**SET EXERCISE**
Read the records below and copy each line that contains "holes".

**ENTRIES SUPPLIED**
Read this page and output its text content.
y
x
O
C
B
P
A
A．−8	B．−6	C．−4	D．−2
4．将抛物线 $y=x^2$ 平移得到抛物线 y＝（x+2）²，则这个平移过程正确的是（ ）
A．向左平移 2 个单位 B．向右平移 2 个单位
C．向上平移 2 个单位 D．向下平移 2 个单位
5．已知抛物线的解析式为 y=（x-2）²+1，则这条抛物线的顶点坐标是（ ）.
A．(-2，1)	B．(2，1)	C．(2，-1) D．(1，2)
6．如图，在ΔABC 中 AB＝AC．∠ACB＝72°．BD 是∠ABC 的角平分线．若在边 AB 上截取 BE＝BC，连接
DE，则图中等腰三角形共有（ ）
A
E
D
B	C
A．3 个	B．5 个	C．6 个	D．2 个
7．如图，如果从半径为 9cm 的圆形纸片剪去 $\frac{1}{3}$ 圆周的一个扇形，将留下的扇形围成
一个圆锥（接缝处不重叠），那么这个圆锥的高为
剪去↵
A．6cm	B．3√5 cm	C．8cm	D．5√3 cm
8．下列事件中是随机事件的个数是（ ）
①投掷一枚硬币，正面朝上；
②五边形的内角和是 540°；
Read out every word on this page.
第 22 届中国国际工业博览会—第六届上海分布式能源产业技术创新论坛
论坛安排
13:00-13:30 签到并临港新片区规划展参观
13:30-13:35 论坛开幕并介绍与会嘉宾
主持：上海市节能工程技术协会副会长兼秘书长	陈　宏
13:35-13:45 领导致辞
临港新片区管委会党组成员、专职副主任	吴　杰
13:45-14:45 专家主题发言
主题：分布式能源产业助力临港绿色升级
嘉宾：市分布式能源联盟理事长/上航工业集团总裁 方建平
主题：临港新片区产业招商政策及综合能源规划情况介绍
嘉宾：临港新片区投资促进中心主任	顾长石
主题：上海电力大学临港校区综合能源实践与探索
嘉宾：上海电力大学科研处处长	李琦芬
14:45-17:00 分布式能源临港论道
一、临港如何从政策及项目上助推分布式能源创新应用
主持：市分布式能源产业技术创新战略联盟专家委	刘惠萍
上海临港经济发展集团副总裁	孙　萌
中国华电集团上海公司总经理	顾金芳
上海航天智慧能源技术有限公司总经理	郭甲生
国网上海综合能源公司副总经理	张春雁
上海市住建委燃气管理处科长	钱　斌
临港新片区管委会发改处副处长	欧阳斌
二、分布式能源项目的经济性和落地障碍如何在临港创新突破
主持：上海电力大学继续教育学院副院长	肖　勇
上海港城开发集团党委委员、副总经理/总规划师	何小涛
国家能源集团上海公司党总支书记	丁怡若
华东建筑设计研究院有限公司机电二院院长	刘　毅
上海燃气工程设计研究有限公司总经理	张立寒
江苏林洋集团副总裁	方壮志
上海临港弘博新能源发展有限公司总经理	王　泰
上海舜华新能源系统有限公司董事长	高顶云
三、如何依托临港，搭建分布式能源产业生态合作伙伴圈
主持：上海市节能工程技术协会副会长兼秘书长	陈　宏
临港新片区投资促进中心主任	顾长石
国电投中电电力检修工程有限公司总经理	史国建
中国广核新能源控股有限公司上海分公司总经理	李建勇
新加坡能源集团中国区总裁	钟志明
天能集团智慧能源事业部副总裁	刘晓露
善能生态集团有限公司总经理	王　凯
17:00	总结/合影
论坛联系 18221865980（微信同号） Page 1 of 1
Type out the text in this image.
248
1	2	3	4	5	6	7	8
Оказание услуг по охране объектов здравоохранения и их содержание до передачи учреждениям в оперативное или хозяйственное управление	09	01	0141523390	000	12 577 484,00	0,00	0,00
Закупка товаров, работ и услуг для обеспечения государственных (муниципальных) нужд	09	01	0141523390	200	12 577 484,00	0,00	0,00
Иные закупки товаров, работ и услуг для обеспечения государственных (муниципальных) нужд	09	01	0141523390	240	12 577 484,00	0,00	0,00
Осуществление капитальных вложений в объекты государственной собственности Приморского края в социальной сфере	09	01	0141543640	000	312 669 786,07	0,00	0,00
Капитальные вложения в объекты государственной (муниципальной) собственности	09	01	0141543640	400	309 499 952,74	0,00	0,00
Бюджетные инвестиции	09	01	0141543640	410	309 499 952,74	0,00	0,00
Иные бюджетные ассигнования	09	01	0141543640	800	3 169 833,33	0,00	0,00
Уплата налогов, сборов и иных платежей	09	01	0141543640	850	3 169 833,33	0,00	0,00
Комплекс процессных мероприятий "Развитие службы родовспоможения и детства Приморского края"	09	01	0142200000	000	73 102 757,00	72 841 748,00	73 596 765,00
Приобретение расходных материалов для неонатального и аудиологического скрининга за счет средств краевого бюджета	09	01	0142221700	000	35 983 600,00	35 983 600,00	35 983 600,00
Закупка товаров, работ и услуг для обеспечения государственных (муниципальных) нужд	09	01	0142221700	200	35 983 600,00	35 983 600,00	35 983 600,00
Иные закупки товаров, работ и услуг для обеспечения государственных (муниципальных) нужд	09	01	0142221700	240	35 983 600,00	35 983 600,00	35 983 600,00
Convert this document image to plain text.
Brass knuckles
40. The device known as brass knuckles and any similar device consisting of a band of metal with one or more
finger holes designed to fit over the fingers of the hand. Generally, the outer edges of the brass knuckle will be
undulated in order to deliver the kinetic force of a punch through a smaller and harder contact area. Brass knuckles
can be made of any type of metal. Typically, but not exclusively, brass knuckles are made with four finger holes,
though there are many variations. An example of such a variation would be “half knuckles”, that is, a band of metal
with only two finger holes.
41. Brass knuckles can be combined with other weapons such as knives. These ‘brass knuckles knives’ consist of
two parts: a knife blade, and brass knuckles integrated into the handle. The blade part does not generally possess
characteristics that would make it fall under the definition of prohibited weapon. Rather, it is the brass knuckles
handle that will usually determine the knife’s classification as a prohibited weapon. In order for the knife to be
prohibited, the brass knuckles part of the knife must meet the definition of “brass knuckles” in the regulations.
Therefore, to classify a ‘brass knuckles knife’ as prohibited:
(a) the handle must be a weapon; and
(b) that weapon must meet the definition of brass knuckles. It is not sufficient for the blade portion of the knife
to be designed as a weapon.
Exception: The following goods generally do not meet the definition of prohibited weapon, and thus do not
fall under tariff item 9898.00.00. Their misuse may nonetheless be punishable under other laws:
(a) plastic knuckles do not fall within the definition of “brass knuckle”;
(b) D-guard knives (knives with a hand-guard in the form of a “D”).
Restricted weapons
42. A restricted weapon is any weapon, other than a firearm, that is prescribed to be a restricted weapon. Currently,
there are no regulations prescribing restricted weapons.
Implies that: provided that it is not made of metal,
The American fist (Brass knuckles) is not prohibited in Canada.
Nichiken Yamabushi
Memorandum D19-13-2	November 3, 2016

**ANSWER IN FULL**
finger holes designed to fit over the fingers of the hand. Generally, the outer edges of the brass knuckle will be
can be made of any type of metal. Typically, but not exclusively, brass knuckles are made with four finger holes,
with only two finger holes.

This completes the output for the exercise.